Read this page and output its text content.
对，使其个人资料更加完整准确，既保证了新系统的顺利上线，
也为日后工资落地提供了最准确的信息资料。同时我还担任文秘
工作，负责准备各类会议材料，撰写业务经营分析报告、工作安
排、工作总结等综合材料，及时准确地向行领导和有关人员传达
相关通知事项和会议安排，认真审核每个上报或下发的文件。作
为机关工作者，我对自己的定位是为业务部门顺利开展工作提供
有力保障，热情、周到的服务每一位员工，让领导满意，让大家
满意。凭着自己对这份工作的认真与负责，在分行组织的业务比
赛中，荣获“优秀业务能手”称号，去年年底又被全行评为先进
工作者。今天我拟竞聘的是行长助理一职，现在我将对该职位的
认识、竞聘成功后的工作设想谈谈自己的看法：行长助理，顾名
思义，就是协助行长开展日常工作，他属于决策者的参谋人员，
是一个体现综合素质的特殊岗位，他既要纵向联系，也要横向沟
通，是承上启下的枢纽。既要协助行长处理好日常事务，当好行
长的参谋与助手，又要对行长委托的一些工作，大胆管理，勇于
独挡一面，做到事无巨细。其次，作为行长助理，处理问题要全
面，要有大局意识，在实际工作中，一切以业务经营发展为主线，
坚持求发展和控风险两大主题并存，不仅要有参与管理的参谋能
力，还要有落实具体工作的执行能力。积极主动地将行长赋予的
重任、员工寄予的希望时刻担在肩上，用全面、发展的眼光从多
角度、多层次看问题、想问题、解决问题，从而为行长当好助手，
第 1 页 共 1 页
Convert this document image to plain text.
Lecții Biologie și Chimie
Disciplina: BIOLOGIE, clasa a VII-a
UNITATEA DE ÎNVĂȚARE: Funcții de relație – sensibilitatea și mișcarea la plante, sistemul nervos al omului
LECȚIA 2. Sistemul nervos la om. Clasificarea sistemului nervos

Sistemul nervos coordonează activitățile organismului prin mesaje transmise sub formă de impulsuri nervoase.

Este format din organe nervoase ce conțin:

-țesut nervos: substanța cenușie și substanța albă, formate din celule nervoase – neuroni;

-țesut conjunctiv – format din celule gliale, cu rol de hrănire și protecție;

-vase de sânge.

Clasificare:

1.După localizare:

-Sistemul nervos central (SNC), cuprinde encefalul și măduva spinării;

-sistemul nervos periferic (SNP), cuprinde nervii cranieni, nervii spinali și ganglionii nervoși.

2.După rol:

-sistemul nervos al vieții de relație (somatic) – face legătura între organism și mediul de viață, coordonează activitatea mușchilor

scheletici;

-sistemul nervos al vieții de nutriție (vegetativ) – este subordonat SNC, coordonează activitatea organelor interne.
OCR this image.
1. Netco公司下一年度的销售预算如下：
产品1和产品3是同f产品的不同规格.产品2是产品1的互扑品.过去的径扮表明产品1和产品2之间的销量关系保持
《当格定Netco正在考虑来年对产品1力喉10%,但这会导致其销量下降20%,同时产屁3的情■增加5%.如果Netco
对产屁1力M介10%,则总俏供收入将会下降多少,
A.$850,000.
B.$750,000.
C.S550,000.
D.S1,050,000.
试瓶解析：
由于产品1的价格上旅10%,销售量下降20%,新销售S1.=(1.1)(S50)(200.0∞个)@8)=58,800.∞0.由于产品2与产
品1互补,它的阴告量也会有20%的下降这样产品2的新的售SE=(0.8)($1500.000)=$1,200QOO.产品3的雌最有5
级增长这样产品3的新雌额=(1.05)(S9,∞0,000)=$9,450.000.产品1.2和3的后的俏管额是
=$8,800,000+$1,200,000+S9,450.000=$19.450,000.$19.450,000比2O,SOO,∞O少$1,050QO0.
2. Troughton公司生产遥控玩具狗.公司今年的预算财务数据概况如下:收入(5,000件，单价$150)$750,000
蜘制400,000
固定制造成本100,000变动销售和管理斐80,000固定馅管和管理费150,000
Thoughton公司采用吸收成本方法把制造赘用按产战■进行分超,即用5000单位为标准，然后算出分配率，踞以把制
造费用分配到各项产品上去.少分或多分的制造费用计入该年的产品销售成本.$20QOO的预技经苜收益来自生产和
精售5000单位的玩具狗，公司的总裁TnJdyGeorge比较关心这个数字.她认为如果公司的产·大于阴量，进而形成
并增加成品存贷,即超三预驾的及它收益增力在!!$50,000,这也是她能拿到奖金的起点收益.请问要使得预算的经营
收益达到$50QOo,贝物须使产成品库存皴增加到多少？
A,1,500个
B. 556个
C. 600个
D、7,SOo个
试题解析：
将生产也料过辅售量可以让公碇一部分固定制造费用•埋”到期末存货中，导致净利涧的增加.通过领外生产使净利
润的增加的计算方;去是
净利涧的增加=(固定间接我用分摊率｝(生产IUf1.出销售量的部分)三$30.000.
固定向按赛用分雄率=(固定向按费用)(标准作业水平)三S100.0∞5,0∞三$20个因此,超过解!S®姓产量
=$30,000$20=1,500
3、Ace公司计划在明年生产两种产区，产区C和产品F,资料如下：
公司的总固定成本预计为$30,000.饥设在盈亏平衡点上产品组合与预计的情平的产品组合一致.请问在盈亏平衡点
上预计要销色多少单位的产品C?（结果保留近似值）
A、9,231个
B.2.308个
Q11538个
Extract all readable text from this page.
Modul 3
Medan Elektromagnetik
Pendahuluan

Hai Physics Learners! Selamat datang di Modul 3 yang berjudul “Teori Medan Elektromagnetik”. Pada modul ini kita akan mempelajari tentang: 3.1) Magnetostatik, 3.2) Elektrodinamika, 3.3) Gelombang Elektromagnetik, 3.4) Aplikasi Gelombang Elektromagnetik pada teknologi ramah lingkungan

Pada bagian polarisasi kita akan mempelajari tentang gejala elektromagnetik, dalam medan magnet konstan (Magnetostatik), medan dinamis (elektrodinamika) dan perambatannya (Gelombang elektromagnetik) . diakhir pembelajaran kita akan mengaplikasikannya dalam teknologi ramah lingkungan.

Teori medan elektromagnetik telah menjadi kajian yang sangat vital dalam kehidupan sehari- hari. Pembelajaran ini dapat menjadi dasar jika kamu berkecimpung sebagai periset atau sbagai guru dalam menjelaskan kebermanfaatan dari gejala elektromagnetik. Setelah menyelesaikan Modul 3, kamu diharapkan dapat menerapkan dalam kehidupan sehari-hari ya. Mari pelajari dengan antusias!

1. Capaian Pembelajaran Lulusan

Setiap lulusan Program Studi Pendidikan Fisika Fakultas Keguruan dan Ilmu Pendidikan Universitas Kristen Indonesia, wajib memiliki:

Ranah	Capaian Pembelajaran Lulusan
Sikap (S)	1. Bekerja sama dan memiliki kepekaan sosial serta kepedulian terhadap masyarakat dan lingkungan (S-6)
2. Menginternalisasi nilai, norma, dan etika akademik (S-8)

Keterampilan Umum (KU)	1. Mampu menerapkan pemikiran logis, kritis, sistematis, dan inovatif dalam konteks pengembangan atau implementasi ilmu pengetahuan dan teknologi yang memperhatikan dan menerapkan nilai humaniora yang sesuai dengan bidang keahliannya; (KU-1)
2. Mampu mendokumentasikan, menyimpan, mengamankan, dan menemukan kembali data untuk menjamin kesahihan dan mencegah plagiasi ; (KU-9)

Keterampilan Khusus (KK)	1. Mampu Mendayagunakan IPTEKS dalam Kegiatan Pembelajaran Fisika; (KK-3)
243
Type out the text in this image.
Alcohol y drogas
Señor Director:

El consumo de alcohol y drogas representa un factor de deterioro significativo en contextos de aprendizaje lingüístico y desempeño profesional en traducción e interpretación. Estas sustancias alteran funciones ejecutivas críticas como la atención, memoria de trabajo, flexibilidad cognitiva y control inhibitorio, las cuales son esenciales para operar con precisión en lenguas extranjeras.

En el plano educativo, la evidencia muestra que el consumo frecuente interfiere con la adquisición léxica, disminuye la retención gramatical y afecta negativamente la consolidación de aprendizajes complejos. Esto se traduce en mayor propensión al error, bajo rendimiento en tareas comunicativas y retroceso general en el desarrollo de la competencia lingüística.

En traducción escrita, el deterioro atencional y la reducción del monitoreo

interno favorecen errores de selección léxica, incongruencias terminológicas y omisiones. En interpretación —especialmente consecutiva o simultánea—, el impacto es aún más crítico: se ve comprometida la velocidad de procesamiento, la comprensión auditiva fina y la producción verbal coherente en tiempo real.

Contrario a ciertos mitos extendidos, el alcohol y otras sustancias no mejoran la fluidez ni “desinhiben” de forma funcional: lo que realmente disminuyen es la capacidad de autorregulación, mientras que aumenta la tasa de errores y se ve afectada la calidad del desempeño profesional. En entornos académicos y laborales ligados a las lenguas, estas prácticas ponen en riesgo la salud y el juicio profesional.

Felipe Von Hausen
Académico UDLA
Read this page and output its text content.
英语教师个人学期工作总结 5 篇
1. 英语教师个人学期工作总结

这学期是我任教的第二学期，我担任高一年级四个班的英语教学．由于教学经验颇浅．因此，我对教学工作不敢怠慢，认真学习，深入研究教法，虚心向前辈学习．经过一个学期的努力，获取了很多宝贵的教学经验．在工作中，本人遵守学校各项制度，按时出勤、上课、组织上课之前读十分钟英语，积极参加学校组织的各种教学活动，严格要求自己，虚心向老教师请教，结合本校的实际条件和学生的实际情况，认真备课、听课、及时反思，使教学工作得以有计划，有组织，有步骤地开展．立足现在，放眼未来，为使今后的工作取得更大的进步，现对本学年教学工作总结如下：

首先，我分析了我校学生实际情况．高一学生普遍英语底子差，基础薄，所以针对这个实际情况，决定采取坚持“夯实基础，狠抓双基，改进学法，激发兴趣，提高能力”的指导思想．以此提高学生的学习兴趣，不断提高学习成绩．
__________
- _PROBLEM STATEMENT_
Each line above that includes "image" should be shown.

- _TASK SOLUTION_
Convert this document image to plain text.
OCR this image.
Type out the text in this image.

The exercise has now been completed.